Working data ::
-=-=-=-=-

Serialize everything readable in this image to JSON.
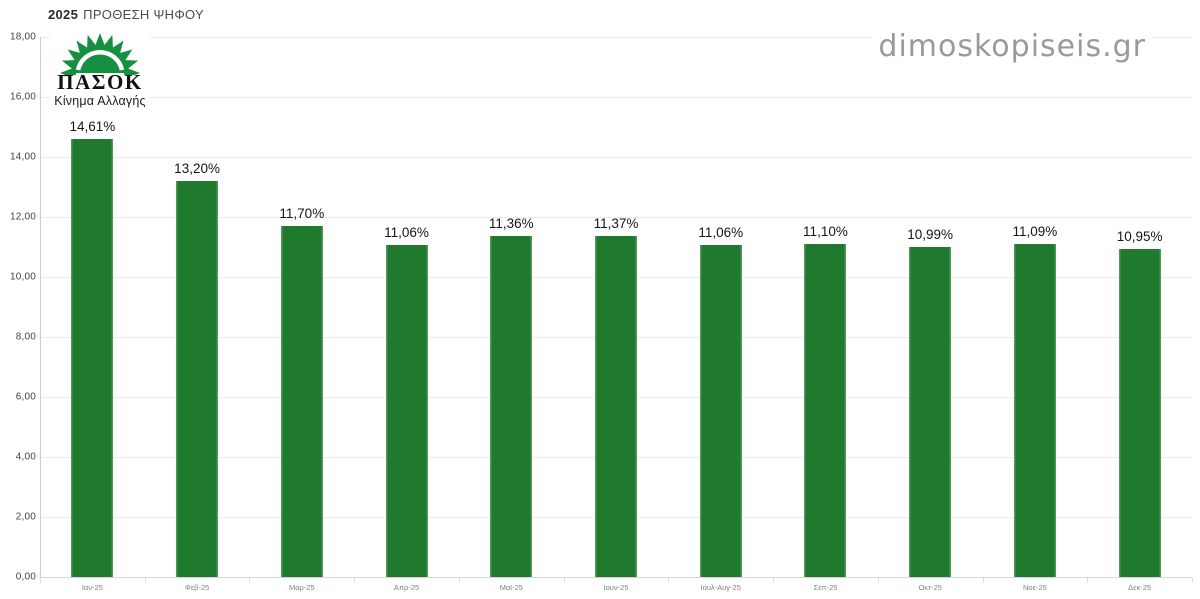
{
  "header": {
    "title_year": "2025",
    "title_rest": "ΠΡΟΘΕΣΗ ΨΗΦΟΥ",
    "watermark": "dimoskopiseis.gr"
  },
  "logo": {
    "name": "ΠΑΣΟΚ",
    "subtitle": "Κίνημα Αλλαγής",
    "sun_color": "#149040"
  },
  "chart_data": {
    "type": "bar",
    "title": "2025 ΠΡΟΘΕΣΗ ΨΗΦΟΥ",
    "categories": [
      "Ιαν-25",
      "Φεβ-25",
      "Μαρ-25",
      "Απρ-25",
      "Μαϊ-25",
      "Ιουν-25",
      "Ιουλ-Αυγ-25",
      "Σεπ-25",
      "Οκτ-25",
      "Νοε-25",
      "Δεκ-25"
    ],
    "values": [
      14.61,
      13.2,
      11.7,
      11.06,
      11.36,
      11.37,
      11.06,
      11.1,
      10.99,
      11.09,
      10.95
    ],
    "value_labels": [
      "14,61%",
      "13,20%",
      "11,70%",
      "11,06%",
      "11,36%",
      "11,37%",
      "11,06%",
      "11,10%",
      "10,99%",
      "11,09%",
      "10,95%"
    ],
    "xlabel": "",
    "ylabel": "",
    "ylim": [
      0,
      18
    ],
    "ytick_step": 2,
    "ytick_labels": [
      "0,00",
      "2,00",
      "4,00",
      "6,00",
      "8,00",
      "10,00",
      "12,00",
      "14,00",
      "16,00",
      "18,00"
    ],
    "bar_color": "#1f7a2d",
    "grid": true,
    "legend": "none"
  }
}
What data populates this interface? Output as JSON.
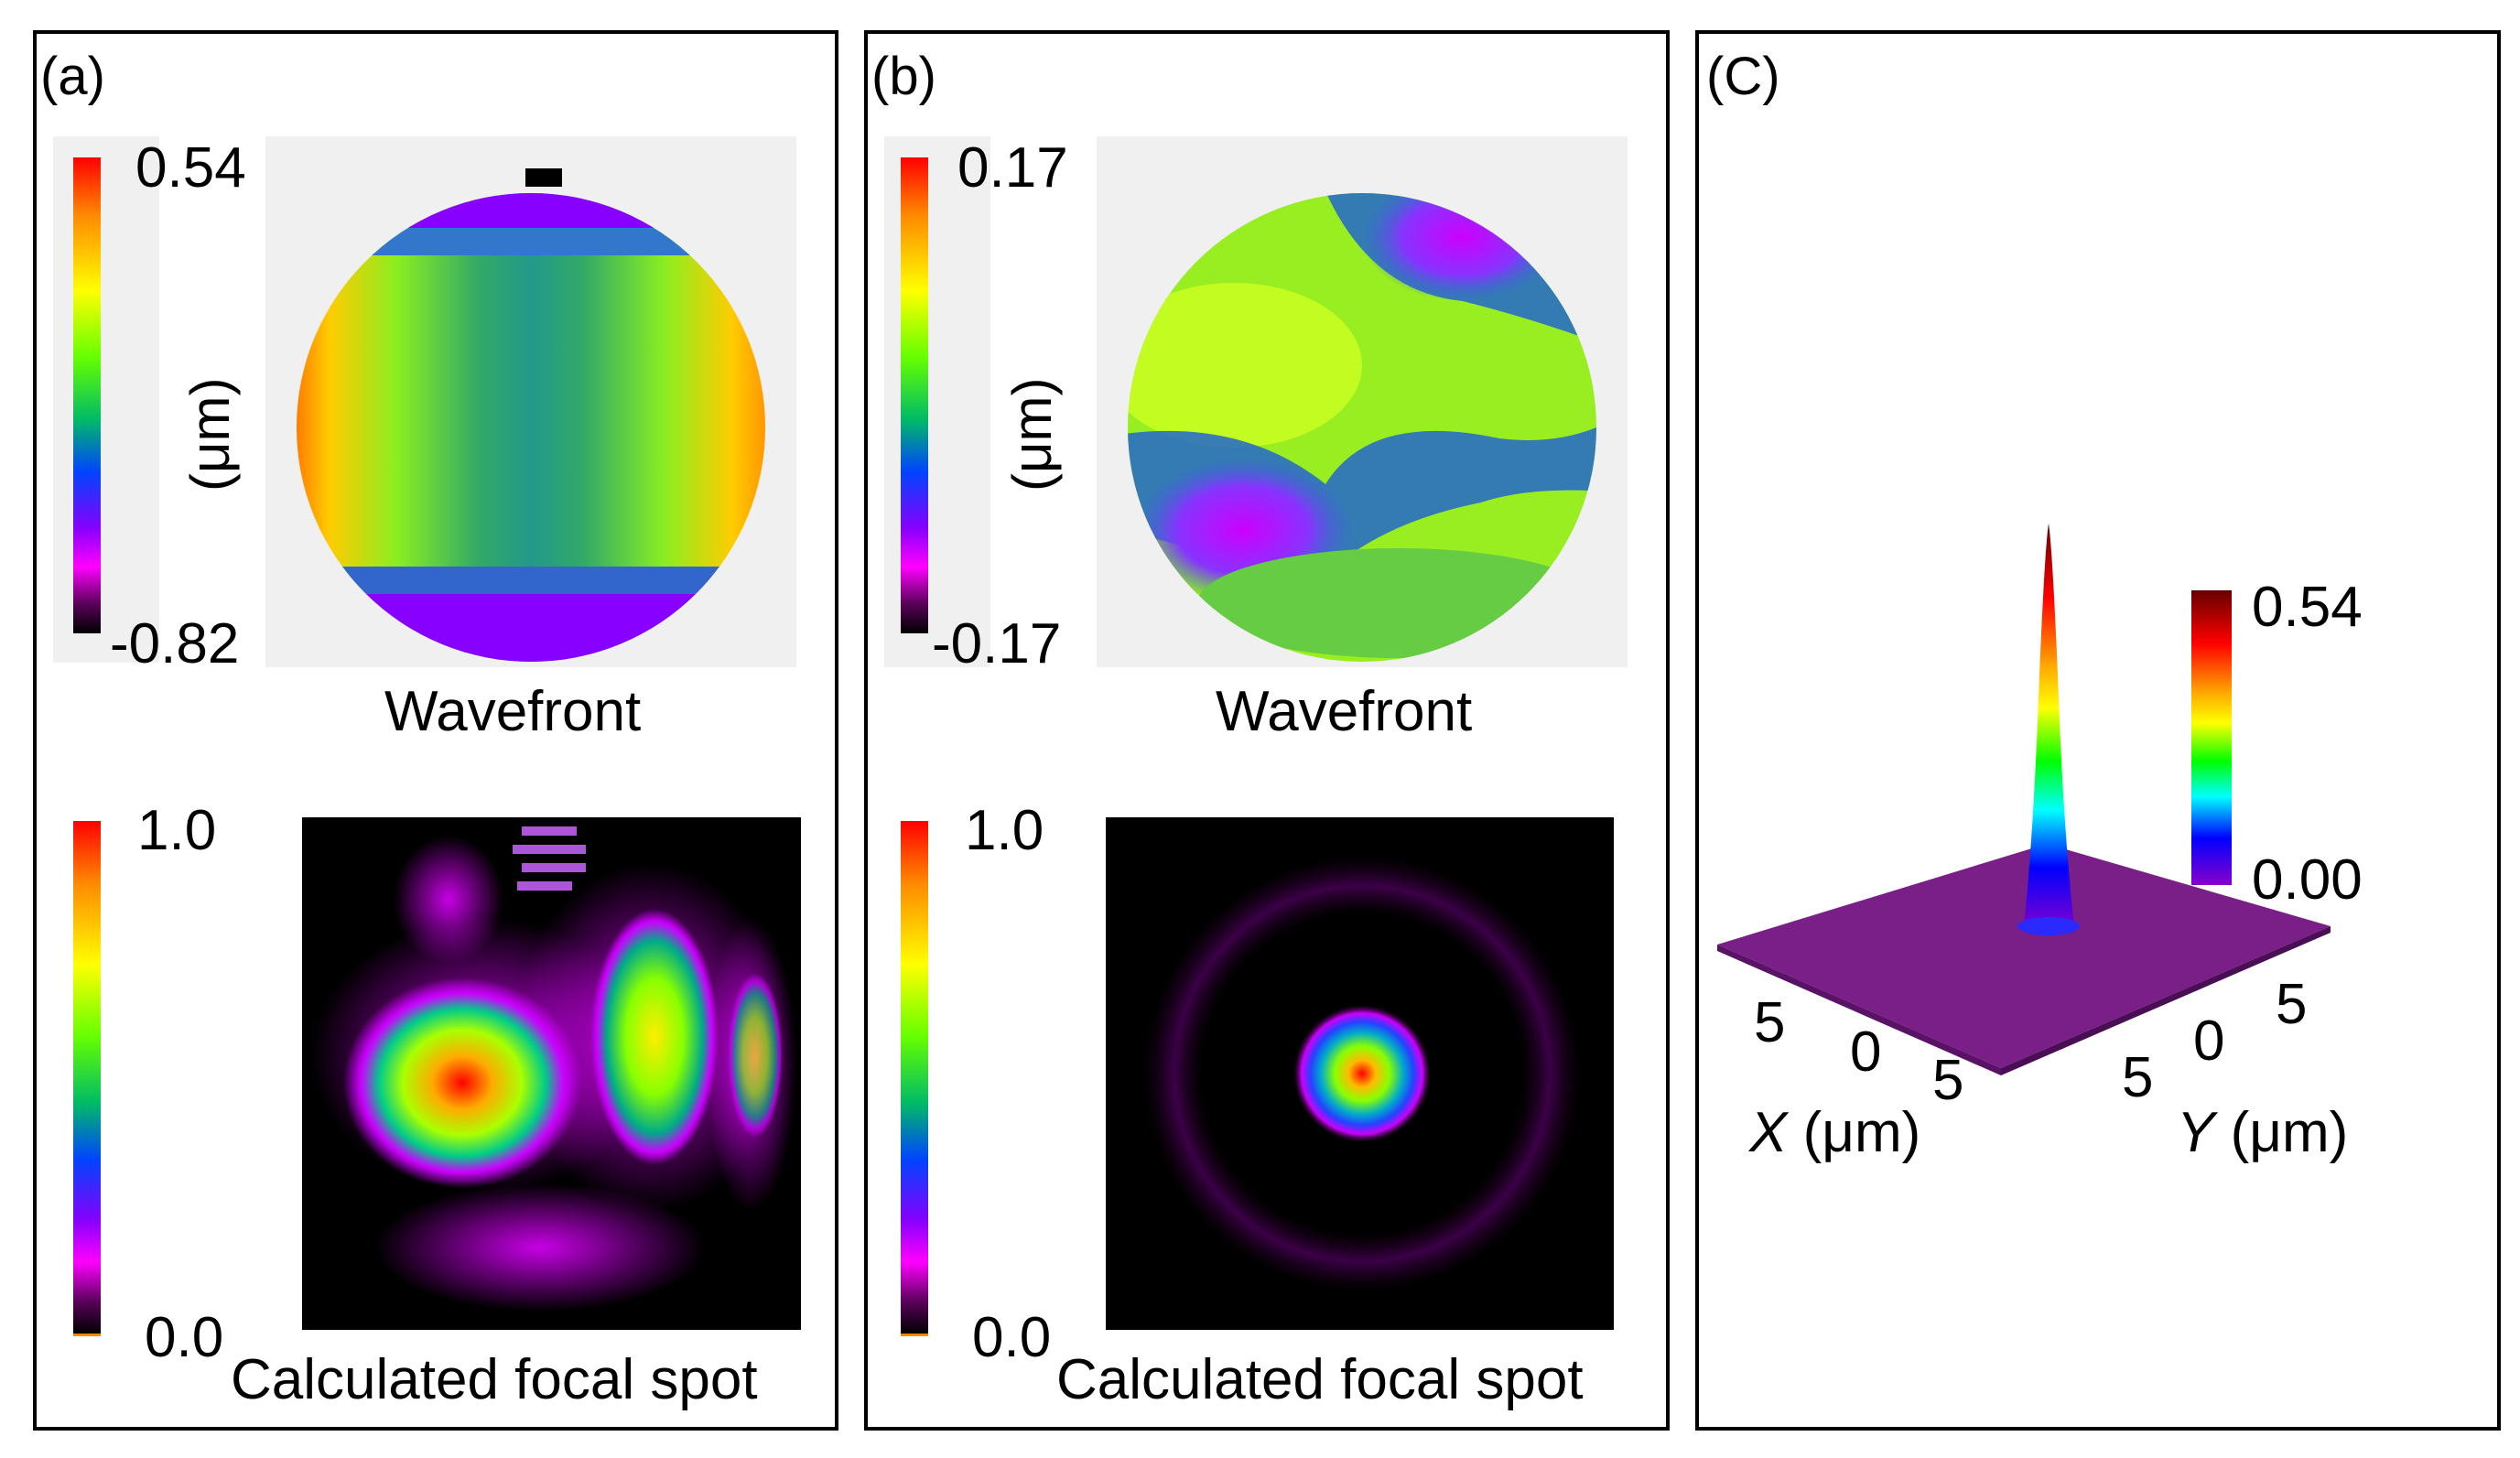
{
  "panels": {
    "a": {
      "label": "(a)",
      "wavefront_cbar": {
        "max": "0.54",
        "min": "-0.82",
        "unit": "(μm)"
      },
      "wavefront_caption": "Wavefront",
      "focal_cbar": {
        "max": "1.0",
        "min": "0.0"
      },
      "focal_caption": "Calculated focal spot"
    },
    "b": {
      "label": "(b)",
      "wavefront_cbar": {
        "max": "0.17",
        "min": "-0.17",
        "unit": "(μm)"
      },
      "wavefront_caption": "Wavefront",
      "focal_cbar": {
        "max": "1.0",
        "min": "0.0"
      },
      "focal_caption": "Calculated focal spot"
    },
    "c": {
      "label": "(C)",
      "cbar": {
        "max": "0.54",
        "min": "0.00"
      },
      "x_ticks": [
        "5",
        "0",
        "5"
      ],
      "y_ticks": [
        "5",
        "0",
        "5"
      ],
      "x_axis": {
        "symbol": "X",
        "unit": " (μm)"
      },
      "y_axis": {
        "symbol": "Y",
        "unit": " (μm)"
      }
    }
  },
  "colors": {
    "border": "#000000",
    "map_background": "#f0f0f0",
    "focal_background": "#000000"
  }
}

-=-=-=-=-

Exercise aim :: Leave the pictures out and reproduce all of the records exactly.

Reply ::
Serialize everything readable in this image to JSON.
{
  "header": {
    "title_year": "2025",
    "title_rest": "ΠΡΟΘΕΣΗ ΨΗΦΟΥ",
    "watermark": "dimoskopiseis.gr"
  },
  "logo": {
    "name": "ΠΑΣΟΚ",
    "subtitle": "Κίνημα Αλλαγής",
    "sun_color": "#149040"
  },
  "chart_data": {
    "type": "bar",
    "title": "2025 ΠΡΟΘΕΣΗ ΨΗΦΟΥ",
    "categories": [
      "Ιαν-25",
      "Φεβ-25",
      "Μαρ-25",
      "Απρ-25",
      "Μαϊ-25",
      "Ιουν-25",
      "Ιουλ-Αυγ-25",
      "Σεπ-25",
      "Οκτ-25",
      "Νοε-25",
      "Δεκ-25"
    ],
    "values": [
      14.61,
      13.2,
      11.7,
      11.06,
      11.36,
      11.37,
      11.06,
      11.1,
      10.99,
      11.09,
      10.95
    ],
    "value_labels": [
      "14,61%",
      "13,20%",
      "11,70%",
      "11,06%",
      "11,36%",
      "11,37%",
      "11,06%",
      "11,10%",
      "10,99%",
      "11,09%",
      "10,95%"
    ],
    "xlabel": "",
    "ylabel": "",
    "ylim": [
      0,
      18
    ],
    "ytick_step": 2,
    "ytick_labels": [
      "0,00",
      "2,00",
      "4,00",
      "6,00",
      "8,00",
      "10,00",
      "12,00",
      "14,00",
      "16,00",
      "18,00"
    ],
    "bar_color": "#1f7a2d",
    "grid": true,
    "legend": "none"
  }
}
What data populates this interface? Output as JSON.
{
  "panels": {
    "a": {
      "label": "(a)",
      "wavefront_cbar": {
        "max": "0.54",
        "min": "-0.82",
        "unit": "(μm)"
      },
      "wavefront_caption": "Wavefront",
      "focal_cbar": {
        "max": "1.0",
        "min": "0.0"
      },
      "focal_caption": "Calculated focal spot"
    },
    "b": {
      "label": "(b)",
      "wavefront_cbar": {
        "max": "0.17",
        "min": "-0.17",
        "unit": "(μm)"
      },
      "wavefront_caption": "Wavefront",
      "focal_cbar": {
        "max": "1.0",
        "min": "0.0"
      },
      "focal_caption": "Calculated focal spot"
    },
    "c": {
      "label": "(C)",
      "cbar": {
        "max": "0.54",
        "min": "0.00"
      },
      "x_ticks": [
        "5",
        "0",
        "5"
      ],
      "y_ticks": [
        "5",
        "0",
        "5"
      ],
      "x_axis": {
        "symbol": "X",
        "unit": " (μm)"
      },
      "y_axis": {
        "symbol": "Y",
        "unit": " (μm)"
      }
    }
  },
  "colors": {
    "border": "#000000",
    "map_background": "#f0f0f0",
    "focal_background": "#000000"
  }
}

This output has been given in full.